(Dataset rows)
--------
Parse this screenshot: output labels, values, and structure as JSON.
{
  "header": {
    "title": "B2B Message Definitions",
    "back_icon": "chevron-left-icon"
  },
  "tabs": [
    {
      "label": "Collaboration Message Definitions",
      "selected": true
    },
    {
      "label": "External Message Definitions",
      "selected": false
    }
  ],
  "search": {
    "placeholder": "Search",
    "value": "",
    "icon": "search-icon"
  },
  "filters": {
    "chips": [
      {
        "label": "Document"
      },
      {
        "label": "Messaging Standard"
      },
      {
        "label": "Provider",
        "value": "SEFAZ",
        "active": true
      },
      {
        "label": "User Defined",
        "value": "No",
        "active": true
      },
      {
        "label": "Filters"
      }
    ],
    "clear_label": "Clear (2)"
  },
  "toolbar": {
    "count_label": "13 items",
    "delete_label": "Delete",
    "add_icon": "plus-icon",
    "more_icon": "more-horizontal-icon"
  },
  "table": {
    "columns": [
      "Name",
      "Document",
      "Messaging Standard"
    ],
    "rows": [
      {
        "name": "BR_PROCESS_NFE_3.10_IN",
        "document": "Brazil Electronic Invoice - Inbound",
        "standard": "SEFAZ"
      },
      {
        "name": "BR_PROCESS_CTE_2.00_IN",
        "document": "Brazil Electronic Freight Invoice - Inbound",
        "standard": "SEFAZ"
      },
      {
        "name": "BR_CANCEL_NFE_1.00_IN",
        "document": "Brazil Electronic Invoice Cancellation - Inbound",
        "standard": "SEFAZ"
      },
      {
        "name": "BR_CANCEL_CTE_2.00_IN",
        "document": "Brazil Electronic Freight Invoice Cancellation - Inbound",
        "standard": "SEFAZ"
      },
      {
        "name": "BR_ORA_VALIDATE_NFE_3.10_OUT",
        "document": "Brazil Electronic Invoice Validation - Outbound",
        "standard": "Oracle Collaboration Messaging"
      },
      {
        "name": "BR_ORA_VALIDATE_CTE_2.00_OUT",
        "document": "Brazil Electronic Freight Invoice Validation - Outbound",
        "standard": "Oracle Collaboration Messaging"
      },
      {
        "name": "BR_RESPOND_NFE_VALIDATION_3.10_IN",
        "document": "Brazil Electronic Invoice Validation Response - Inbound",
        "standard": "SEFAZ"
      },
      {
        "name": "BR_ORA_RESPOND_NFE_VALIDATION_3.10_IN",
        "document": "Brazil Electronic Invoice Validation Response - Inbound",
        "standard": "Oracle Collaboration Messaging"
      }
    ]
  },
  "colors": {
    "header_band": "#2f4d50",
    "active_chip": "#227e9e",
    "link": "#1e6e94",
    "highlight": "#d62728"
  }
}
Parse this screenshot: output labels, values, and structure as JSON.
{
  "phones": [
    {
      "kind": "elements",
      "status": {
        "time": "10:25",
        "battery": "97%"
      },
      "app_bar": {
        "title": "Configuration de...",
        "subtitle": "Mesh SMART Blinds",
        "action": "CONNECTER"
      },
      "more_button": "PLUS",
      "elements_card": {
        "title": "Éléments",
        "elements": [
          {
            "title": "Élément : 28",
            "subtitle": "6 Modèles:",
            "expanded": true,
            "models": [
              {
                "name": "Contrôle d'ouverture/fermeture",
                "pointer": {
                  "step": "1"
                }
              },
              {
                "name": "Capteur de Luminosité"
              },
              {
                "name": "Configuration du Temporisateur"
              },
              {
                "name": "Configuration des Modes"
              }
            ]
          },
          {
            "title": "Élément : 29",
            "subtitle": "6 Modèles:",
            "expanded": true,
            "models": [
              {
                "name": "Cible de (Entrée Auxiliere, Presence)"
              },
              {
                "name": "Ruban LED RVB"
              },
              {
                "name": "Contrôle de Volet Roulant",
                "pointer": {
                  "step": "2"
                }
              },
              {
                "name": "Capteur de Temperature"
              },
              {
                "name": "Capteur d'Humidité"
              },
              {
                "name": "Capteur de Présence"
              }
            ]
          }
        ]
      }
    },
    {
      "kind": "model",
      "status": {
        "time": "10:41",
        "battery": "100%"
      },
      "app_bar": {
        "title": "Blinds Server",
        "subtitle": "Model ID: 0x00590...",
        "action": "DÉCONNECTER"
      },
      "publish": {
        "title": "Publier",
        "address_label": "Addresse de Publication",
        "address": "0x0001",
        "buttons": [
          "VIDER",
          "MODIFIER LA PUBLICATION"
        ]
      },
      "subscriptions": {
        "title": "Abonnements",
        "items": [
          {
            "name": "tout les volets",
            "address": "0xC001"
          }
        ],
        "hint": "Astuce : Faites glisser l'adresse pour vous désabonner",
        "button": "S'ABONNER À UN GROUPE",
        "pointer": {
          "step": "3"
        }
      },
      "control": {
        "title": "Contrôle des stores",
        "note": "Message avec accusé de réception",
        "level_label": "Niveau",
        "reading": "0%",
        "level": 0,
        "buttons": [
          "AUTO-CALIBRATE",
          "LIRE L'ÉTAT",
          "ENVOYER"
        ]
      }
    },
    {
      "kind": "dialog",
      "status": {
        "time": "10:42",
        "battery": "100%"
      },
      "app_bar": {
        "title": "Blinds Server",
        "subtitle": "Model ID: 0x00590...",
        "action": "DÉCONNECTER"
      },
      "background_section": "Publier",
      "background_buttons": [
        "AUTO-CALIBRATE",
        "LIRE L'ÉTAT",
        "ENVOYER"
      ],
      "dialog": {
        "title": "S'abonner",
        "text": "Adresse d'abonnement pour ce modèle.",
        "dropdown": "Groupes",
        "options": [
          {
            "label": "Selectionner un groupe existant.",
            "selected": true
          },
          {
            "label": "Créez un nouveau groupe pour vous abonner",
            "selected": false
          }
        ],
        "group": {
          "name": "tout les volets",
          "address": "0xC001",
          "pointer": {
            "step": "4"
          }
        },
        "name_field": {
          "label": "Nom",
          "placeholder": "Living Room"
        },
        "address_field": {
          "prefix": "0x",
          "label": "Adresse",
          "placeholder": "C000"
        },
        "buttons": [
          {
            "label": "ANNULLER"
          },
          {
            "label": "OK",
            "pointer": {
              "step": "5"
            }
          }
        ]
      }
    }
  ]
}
--------
▶ **What to work on**
Select, from the listing, all lines that include the word "volets".

▶ **Full output**
            "name": "tout les volets",
          "name": "tout les volets",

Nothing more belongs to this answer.